Data records
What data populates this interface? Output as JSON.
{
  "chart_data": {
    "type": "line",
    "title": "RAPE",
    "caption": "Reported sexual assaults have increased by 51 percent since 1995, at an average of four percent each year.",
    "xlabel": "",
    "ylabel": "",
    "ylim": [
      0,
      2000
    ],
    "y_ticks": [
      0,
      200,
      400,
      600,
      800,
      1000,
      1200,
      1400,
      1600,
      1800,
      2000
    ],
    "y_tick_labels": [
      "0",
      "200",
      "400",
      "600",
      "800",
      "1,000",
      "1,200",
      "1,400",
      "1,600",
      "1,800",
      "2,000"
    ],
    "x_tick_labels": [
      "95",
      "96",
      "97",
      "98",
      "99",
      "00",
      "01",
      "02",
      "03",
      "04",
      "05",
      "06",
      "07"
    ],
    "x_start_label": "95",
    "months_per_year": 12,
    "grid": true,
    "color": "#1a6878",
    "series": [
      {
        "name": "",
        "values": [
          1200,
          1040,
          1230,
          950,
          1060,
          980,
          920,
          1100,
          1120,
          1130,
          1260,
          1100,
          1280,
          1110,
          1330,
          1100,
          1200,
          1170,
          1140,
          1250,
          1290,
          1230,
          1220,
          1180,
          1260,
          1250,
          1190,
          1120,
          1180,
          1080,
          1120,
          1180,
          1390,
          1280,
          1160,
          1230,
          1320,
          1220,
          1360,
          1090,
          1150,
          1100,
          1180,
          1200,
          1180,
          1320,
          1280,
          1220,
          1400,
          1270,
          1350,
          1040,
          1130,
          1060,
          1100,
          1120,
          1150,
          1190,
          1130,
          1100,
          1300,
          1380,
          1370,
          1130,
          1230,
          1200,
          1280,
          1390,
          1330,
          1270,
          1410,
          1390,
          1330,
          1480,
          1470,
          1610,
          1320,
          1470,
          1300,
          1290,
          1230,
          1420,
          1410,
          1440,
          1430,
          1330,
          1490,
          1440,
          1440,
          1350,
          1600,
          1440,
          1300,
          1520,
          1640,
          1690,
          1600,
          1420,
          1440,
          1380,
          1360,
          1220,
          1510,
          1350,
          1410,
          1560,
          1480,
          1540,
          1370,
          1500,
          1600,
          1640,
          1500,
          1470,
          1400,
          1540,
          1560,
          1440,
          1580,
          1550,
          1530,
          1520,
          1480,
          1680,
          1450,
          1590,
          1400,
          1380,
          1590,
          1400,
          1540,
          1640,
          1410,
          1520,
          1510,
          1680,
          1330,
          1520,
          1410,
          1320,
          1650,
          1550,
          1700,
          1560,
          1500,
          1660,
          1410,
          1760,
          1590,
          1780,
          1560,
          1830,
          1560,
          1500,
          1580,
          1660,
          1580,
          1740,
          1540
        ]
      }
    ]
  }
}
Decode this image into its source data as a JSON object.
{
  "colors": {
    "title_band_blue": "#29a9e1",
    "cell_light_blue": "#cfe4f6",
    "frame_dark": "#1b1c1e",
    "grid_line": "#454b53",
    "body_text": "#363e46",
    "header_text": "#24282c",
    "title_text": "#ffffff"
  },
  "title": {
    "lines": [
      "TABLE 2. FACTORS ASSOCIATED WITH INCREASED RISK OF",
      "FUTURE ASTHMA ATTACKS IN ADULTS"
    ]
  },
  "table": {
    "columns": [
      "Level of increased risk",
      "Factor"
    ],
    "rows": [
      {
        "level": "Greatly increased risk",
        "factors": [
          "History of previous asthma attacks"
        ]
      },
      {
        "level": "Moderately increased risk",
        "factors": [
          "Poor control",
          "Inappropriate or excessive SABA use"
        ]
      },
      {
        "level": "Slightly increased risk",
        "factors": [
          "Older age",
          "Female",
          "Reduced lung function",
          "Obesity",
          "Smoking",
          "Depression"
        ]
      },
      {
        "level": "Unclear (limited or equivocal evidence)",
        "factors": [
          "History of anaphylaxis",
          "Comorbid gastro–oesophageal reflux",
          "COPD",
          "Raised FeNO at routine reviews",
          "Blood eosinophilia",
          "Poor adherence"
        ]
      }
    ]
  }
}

Set exercise
Begin at the line containing "Decode this image" and reproduce each line through the end of the records above.

Complete response
Decode this image into its source data as a JSON object.
{
  "colors": {
    "title_band_blue": "#29a9e1",
    "cell_light_blue": "#cfe4f6",
    "frame_dark": "#1b1c1e",
    "grid_line": "#454b53",
    "body_text": "#363e46",
    "header_text": "#24282c",
    "title_text": "#ffffff"
  },
  "title": {
    "lines": [
      "TABLE 2. FACTORS ASSOCIATED WITH INCREASED RISK OF",
      "FUTURE ASTHMA ATTACKS IN ADULTS"
    ]
  },
  "table": {
    "columns": [
      "Level of increased risk",
      "Factor"
    ],
    "rows": [
      {
        "level": "Greatly increased risk",
        "factors": [
          "History of previous asthma attacks"
        ]
      },
      {
        "level": "Moderately increased risk",
        "factors": [
          "Poor control",
          "Inappropriate or excessive SABA use"
        ]
      },
      {
        "level": "Slightly increased risk",
        "factors": [
          "Older age",
          "Female",
          "Reduced lung function",
          "Obesity",
          "Smoking",
          "Depression"
        ]
      },
      {
        "level": "Unclear (limited or equivocal evidence)",
        "factors": [
          "History of anaphylaxis",
          "Comorbid gastro–oesophageal reflux",
          "COPD",
          "Raised FeNO at routine reviews",
          "Blood eosinophilia",
          "Poor adherence"
        ]
      }
    ]
  }
}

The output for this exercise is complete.